**Directions**
Leave out the pictures and repeat the data exactly.

**Supplied records**

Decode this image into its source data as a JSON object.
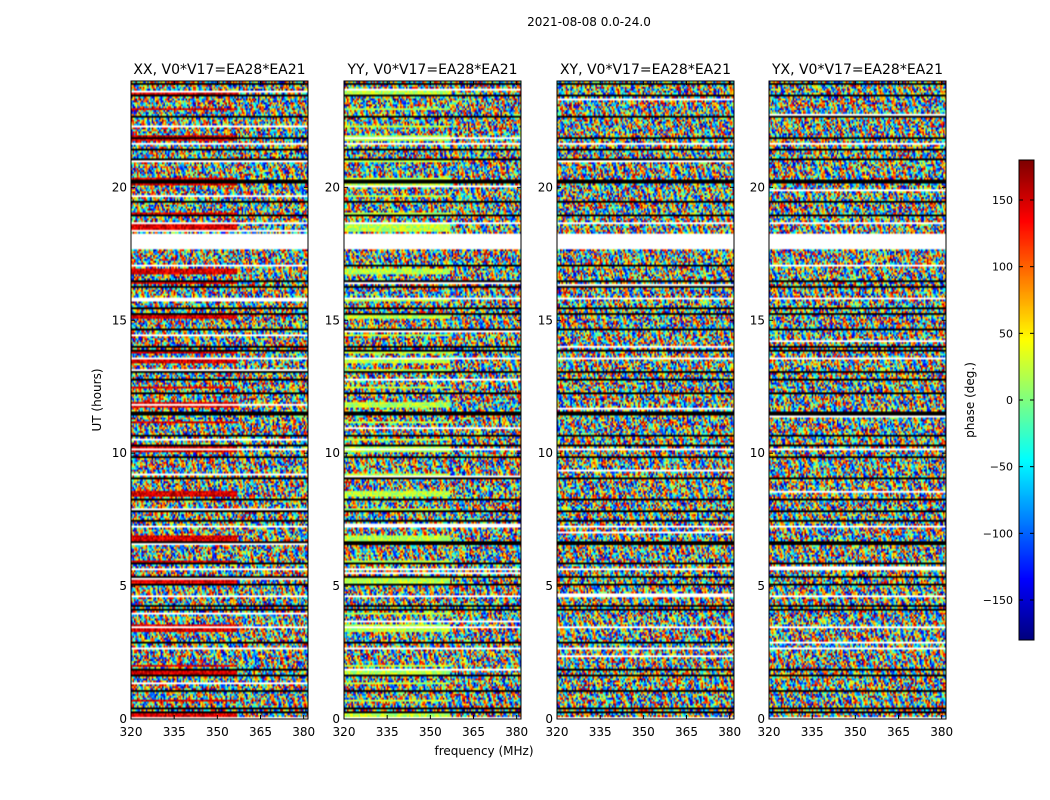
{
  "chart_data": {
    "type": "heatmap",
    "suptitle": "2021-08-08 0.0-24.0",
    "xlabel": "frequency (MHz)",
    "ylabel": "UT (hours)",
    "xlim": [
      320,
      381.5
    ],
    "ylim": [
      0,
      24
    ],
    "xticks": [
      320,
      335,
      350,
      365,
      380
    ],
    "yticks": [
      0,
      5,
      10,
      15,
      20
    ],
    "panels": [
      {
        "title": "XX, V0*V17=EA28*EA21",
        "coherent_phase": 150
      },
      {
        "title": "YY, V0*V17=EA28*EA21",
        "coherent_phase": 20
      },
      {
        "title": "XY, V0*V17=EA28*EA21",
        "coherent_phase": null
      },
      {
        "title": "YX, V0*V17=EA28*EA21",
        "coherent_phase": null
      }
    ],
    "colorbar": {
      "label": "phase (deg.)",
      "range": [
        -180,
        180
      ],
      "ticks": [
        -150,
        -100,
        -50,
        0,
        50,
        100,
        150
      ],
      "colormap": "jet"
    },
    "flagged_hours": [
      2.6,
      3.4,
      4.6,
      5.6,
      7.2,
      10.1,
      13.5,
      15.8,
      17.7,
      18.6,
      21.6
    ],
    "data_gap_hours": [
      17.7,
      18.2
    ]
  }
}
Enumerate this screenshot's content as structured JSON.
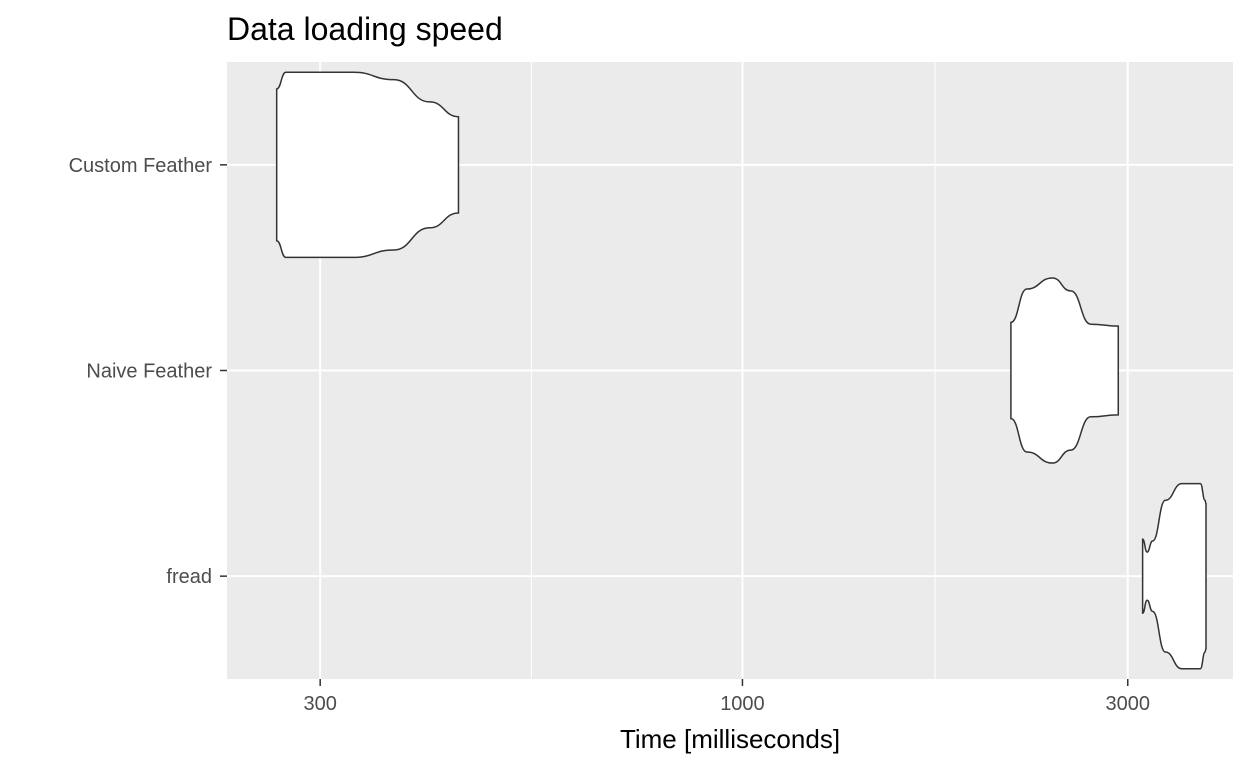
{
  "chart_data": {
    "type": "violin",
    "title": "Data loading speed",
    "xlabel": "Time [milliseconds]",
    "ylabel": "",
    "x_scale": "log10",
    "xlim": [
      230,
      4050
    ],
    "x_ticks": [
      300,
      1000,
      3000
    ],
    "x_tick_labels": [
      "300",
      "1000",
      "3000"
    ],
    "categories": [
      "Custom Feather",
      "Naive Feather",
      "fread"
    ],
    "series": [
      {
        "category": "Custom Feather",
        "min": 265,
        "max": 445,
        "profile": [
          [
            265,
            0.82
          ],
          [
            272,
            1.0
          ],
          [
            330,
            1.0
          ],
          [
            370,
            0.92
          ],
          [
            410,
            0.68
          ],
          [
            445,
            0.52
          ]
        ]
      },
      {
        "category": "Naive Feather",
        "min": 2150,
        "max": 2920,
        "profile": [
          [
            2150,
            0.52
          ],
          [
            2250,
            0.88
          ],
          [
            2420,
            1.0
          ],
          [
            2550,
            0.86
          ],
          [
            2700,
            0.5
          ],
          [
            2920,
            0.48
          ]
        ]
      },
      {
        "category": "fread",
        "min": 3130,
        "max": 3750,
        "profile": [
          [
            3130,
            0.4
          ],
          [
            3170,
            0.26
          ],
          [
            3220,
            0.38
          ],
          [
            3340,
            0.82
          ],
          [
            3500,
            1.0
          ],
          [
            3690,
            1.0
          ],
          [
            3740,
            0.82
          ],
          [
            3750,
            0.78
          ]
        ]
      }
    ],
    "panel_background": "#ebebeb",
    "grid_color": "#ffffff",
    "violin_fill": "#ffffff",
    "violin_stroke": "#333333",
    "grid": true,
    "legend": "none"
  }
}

**Written response**
Decode this image into its source data as a JSON object.
{
  "chart_data": {
    "type": "heatmap",
    "suptitle": "2021-08-08 0.0-24.0",
    "xlabel": "frequency (MHz)",
    "ylabel": "UT (hours)",
    "xlim": [
      320,
      381.5
    ],
    "ylim": [
      0,
      24
    ],
    "xticks": [
      320,
      335,
      350,
      365,
      380
    ],
    "yticks": [
      0,
      5,
      10,
      15,
      20
    ],
    "panels": [
      {
        "title": "XX, V0*V17=EA28*EA21",
        "coherent_phase": 150
      },
      {
        "title": "YY, V0*V17=EA28*EA21",
        "coherent_phase": 20
      },
      {
        "title": "XY, V0*V17=EA28*EA21",
        "coherent_phase": null
      },
      {
        "title": "YX, V0*V17=EA28*EA21",
        "coherent_phase": null
      }
    ],
    "colorbar": {
      "label": "phase (deg.)",
      "range": [
        -180,
        180
      ],
      "ticks": [
        -150,
        -100,
        -50,
        0,
        50,
        100,
        150
      ],
      "colormap": "jet"
    },
    "flagged_hours": [
      2.6,
      3.4,
      4.6,
      5.6,
      7.2,
      10.1,
      13.5,
      15.8,
      17.7,
      18.6,
      21.6
    ],
    "data_gap_hours": [
      17.7,
      18.2
    ]
  }
}
Enumerate this screenshot's content as structured JSON.
{
  "chart_data": {
    "type": "violin",
    "title": "Data loading speed",
    "xlabel": "Time [milliseconds]",
    "ylabel": "",
    "x_scale": "log10",
    "xlim": [
      230,
      4050
    ],
    "x_ticks": [
      300,
      1000,
      3000
    ],
    "x_tick_labels": [
      "300",
      "1000",
      "3000"
    ],
    "categories": [
      "Custom Feather",
      "Naive Feather",
      "fread"
    ],
    "series": [
      {
        "category": "Custom Feather",
        "min": 265,
        "max": 445,
        "profile": [
          [
            265,
            0.82
          ],
          [
            272,
            1.0
          ],
          [
            330,
            1.0
          ],
          [
            370,
            0.92
          ],
          [
            410,
            0.68
          ],
          [
            445,
            0.52
          ]
        ]
      },
      {
        "category": "Naive Feather",
        "min": 2150,
        "max": 2920,
        "profile": [
          [
            2150,
            0.52
          ],
          [
            2250,
            0.88
          ],
          [
            2420,
            1.0
          ],
          [
            2550,
            0.86
          ],
          [
            2700,
            0.5
          ],
          [
            2920,
            0.48
          ]
        ]
      },
      {
        "category": "fread",
        "min": 3130,
        "max": 3750,
        "profile": [
          [
            3130,
            0.4
          ],
          [
            3170,
            0.26
          ],
          [
            3220,
            0.38
          ],
          [
            3340,
            0.82
          ],
          [
            3500,
            1.0
          ],
          [
            3690,
            1.0
          ],
          [
            3740,
            0.82
          ],
          [
            3750,
            0.78
          ]
        ]
      }
    ],
    "panel_background": "#ebebeb",
    "grid_color": "#ffffff",
    "violin_fill": "#ffffff",
    "violin_stroke": "#333333",
    "grid": true,
    "legend": "none"
  }
}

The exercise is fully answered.